Festa per gli Oscar di “Slumdog millionaire”, uno sguardo sull’India violenta
di Nirmala Carvalho
Premiato anche il documentario “Smile Pinky” che racconta la storia di un bambino indiano divenuto fuori casta per una malformazione al viso. Le minoranze auspicano che questi successi portino maggiore attenzione alle violenze verso musulmani, cristiani ed emarginati.
Mumbai (AsiaNews) - L’India è in festa per il successo di Slumdog millionaire nella notte degli Oscar. Al film del regista Danny Boyle, che si aggiudica otto statuette, si aggiunge anche la vittoria di Smile Pinky, un documentario corto che racconta la storia di un bambino di sei anni, del villaggio di Dabi nell’Uttar Pradesh, divenuto fuori casta a causa del labbro leporino.
In realtà, i riconoscimenti al film del britannico Boyle e al documentario della statunitense Megan Mylan, premiano pochi cittadini indiani: ad aggiudicarsi l’Oscar solo il compositore A.R. Rahman, la cantante Sampooran Singh Gulzar e il sound designer Resul Pookutty. Oltretutto i produttori di Slumdog millionaire sono al centro di una polemica, accusati di aver sottopagato due bambini protagonisti della pellicola, Rubina Ali e Mohammed Azharuddin Ismail, che dopo il film sono tornati a vivere negli slums di Mumbai. Nonostante questo però, la gente è scesa per le strade e le scuole sono chiuse. Ad essere celebrato non è tanto il cinema indiano - che ogni anno produce centinaia di pellicole e raccoglie nelle sale ogni giorno 23 milioni di persone - quanto piuttosto il Paese e le sue storie, protagoniste della notte di Los Angeles.

(Voci di dati archiviate)
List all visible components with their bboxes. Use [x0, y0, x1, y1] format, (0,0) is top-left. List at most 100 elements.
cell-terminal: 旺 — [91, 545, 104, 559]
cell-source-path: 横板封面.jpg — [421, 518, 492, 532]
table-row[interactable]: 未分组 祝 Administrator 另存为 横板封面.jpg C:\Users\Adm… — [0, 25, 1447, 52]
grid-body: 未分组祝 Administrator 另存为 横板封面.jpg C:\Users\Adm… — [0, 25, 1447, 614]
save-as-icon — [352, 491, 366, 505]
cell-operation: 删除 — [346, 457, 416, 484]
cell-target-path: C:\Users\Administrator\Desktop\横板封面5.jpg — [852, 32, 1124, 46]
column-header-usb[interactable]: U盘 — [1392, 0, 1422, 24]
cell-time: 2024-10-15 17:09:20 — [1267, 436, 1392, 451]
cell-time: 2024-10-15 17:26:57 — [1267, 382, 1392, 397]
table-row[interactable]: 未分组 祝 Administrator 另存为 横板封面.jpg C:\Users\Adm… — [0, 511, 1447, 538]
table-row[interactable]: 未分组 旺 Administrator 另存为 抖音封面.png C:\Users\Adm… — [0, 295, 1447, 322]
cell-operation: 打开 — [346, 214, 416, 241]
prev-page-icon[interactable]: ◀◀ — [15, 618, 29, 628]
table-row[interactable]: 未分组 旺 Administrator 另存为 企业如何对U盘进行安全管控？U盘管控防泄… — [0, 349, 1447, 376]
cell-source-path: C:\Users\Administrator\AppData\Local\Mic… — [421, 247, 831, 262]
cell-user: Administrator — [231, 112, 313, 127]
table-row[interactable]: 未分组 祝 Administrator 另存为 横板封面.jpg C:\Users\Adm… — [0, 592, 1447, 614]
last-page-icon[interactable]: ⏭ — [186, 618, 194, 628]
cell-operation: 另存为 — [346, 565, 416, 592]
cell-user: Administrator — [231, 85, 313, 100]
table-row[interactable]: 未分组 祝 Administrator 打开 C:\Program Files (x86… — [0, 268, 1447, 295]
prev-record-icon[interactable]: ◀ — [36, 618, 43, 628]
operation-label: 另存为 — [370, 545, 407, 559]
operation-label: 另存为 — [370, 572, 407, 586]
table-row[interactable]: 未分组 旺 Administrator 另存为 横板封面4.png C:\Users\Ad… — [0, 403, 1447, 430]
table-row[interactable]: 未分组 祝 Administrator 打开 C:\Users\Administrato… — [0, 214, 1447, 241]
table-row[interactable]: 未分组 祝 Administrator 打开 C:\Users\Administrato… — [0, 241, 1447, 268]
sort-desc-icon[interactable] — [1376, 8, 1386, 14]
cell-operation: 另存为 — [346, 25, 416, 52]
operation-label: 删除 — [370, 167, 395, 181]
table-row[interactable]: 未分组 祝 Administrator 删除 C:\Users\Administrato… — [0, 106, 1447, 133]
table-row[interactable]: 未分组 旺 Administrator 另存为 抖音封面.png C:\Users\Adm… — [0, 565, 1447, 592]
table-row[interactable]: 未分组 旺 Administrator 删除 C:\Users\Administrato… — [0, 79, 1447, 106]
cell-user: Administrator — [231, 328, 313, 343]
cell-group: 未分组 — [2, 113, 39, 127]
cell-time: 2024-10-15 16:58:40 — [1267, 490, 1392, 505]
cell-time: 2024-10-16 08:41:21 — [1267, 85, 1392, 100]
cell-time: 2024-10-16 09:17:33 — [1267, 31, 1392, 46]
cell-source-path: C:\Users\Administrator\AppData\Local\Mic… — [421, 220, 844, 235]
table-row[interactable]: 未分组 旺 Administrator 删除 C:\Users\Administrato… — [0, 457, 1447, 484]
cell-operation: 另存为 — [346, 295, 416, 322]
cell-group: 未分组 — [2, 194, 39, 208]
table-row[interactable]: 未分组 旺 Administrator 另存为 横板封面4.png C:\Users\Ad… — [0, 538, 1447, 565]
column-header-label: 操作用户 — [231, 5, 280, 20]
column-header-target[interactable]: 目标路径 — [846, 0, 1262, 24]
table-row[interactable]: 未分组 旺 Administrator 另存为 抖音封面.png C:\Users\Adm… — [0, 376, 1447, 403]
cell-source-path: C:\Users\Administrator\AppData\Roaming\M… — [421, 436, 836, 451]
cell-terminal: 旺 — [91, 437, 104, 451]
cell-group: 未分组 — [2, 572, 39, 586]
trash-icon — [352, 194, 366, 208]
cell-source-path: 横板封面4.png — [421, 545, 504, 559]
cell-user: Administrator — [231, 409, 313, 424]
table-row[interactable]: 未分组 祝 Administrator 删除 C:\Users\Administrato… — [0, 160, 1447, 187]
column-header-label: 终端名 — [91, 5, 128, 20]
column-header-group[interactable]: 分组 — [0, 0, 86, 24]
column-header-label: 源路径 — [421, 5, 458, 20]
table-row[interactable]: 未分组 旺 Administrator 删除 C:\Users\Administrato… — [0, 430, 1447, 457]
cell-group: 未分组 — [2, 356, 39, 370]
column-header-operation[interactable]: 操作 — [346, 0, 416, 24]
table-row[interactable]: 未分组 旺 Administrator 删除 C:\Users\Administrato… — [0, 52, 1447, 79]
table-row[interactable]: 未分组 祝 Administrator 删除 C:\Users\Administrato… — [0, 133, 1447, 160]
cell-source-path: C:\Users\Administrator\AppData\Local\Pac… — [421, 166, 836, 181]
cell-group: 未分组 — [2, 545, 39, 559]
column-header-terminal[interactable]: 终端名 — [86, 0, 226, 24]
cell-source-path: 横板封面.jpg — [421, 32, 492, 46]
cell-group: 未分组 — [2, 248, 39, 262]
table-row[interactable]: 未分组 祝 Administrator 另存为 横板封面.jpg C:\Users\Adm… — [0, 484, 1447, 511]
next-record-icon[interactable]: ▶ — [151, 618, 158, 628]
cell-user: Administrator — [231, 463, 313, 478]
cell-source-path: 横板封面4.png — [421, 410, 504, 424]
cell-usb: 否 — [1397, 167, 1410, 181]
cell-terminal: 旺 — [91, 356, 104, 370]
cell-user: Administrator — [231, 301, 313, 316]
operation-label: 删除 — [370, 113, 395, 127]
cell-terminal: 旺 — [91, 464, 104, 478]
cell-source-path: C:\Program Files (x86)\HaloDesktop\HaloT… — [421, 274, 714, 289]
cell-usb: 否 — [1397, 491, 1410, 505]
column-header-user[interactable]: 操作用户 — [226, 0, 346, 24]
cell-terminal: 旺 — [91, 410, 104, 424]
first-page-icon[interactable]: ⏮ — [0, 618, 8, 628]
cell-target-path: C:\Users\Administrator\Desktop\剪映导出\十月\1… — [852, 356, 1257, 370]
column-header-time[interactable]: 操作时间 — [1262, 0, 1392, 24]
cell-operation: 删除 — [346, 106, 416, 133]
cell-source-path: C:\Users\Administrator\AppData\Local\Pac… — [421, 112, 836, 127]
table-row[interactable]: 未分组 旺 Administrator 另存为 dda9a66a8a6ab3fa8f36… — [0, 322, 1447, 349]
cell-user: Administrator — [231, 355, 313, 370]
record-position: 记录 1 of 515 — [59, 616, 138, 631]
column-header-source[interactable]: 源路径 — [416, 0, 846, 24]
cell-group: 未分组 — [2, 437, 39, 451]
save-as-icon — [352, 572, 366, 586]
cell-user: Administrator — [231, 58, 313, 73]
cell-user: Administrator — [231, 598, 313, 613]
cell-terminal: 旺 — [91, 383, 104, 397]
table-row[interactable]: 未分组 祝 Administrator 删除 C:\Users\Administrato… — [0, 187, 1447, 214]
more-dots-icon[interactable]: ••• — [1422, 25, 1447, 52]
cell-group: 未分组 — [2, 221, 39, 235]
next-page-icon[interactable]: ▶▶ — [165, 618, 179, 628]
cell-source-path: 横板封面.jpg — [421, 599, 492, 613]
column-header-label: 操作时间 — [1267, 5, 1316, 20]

### Compito assegnato A
Rispondi a queste domande sull'articolo sugli Oscar:
(i) Quante statuette si aggiudica il film di Danny Boyle?
(ii) Di quale villaggio è il bambino di cui racconta Smile Pinky?
(iii) Quante persone raccoglie ogni giorno nelle sale il cinema indiano?
### Compito assegnato B
Quali sono tutti i cittadini indiani che, secondo l'articolo sugli Oscar, si aggiudicano la statuetta?

### Risposta A
(i) Otto.
(ii) Del villaggio di Dabi, nell'Uttar Pradesh.
(iii) 23 milioni.

### Risposta B
- Il compositore A.R. Rahman
- La cantante Sampooran Singh Gulzar
- Il sound designer Resul Pookutty